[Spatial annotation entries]
* START *

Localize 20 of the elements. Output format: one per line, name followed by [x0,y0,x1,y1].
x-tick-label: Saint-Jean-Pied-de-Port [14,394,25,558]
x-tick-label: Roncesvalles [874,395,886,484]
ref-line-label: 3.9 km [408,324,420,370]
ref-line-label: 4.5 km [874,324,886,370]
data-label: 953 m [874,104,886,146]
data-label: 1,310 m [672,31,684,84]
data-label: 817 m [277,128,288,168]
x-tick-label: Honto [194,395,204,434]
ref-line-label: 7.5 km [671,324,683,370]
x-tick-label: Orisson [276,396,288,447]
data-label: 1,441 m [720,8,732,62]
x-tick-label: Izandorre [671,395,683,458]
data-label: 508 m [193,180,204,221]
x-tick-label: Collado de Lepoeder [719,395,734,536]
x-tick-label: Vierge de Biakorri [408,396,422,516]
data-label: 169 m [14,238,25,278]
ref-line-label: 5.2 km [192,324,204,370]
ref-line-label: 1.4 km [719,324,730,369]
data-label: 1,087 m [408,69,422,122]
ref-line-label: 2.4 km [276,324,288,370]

* END *

▶ INSTRUCTIONS FOR THE TASK
Rewrite every line of the entries above as a numbered list, and leave out any blank lines.

▶ THE RESPONSE
1. Localize 20 of the elements. Output format: one per line, name followed by [x0,y0,x1,y1].
2. x-tick-label: Saint-Jean-Pied-de-Port [14,394,25,558]
3. x-tick-label: Roncesvalles [874,395,886,484]
4. ref-line-label: 3.9 km [408,324,420,370]
5. ref-line-label: 4.5 km [874,324,886,370]
6. data-label: 953 m [874,104,886,146]
7. data-label: 1,310 m [672,31,684,84]
8. data-label: 817 m [277,128,288,168]
9. x-tick-label: Honto [194,395,204,434]
10. ref-line-label: 7.5 km [671,324,683,370]
11. x-tick-label: Orisson [276,396,288,447]
12. data-label: 1,441 m [720,8,732,62]
13. x-tick-label: Izandorre [671,395,683,458]
14. data-label: 508 m [193,180,204,221]
15. x-tick-label: Collado de Lepoeder [719,395,734,536]
16. x-tick-label: Vierge de Biakorri [408,396,422,516]
17. data-label: 169 m [14,238,25,278]
18. ref-line-label: 5.2 km [192,324,204,370]
19. ref-line-label: 1.4 km [719,324,730,369]
20. data-label: 1,087 m [408,69,422,122]
21. ref-line-label: 2.4 km [276,324,288,370]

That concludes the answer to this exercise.